#### Set problem:
Please state how many lines in the records contain the string "text", with no words besides the number.

#### Extracted records:
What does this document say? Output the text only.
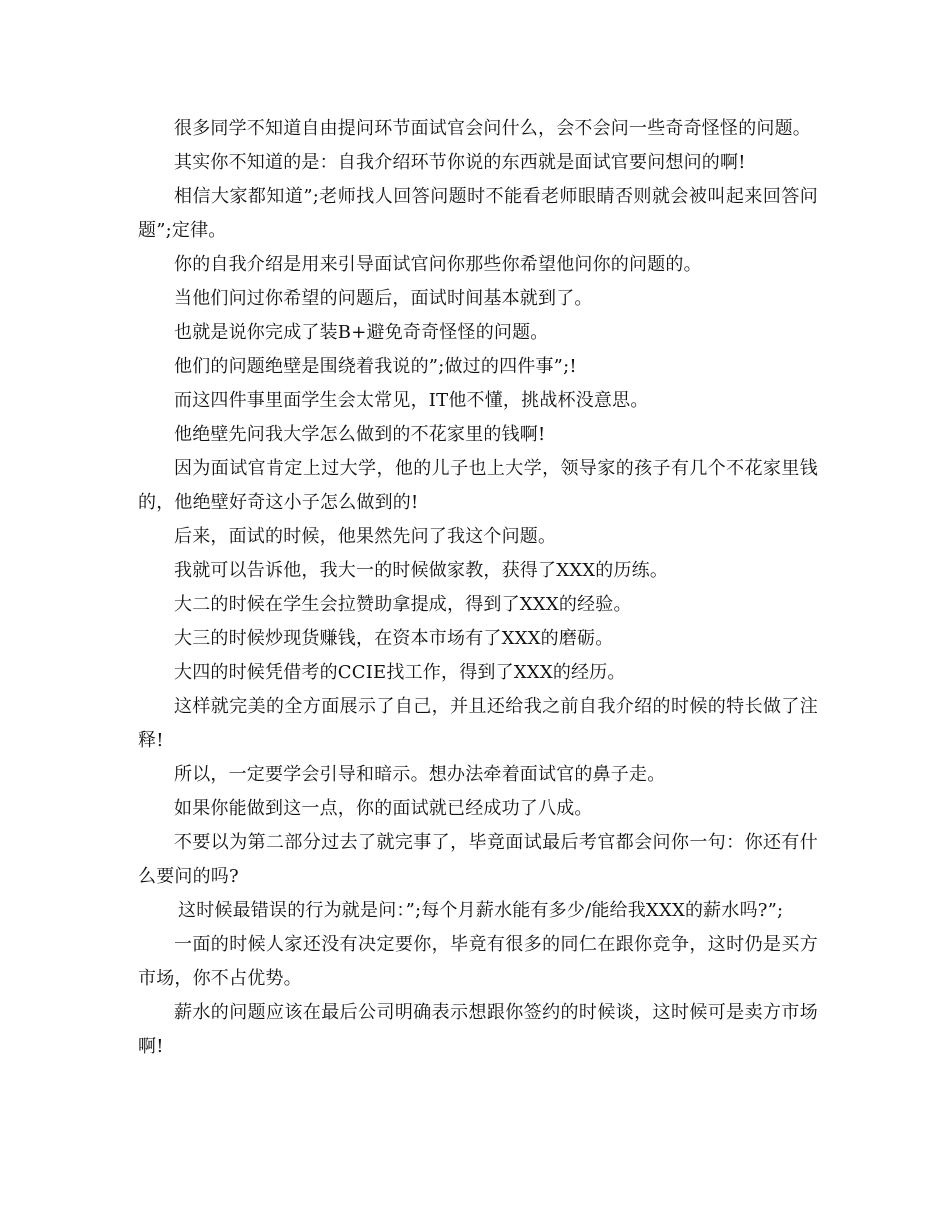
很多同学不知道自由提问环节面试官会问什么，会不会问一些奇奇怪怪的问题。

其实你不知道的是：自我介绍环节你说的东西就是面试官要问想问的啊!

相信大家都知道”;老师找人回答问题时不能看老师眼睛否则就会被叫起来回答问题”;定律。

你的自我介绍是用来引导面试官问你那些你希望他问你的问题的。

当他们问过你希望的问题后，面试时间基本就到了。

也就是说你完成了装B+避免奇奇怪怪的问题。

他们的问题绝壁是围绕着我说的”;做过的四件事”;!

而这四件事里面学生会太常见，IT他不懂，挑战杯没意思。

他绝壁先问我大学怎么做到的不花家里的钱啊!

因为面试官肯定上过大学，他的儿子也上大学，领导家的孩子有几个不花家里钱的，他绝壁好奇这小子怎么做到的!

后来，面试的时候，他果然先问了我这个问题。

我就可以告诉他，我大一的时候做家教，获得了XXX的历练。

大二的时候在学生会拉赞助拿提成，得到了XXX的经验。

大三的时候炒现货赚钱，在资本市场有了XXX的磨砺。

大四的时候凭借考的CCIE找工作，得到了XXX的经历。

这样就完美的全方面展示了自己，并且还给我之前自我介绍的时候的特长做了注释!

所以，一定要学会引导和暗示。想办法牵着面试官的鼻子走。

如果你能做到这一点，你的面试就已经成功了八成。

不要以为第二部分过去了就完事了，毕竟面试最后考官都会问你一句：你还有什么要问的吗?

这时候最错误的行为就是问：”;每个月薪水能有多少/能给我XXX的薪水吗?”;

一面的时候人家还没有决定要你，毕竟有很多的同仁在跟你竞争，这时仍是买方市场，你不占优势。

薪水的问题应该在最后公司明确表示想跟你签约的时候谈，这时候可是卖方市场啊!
...
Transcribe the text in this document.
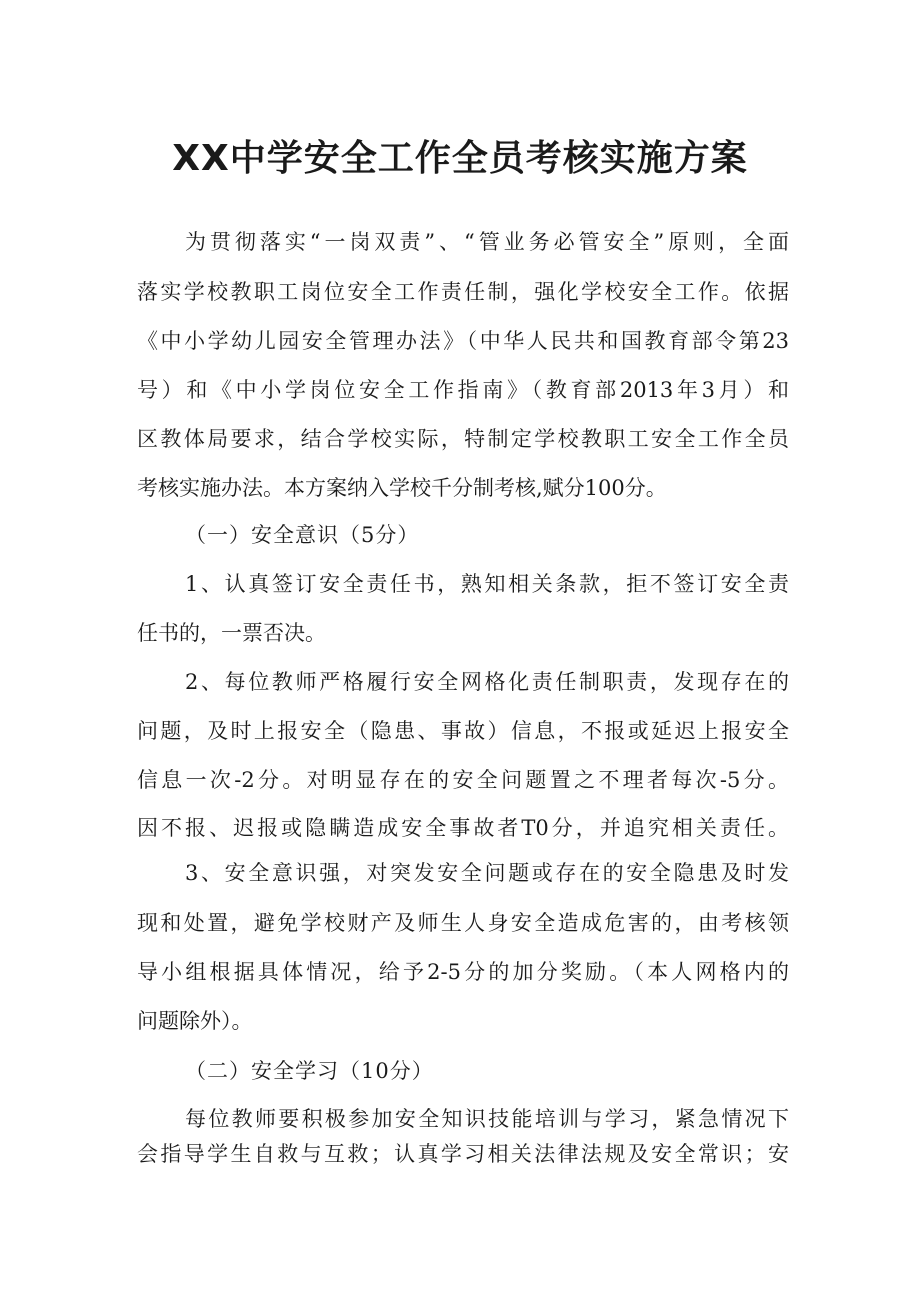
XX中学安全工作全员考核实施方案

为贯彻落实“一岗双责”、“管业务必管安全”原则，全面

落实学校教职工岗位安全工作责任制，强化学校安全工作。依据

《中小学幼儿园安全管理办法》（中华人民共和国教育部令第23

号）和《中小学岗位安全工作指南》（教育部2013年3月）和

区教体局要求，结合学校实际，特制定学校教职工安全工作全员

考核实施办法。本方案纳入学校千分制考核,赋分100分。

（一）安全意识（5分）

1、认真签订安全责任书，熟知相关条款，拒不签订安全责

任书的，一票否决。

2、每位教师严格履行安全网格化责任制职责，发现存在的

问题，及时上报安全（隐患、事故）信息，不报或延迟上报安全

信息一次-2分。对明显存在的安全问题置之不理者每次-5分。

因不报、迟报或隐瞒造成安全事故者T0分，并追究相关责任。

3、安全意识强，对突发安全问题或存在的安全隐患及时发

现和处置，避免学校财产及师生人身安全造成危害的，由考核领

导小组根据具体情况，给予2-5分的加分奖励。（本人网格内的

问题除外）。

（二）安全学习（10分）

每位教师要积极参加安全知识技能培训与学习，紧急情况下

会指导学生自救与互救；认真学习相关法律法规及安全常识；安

#### Correct output:
2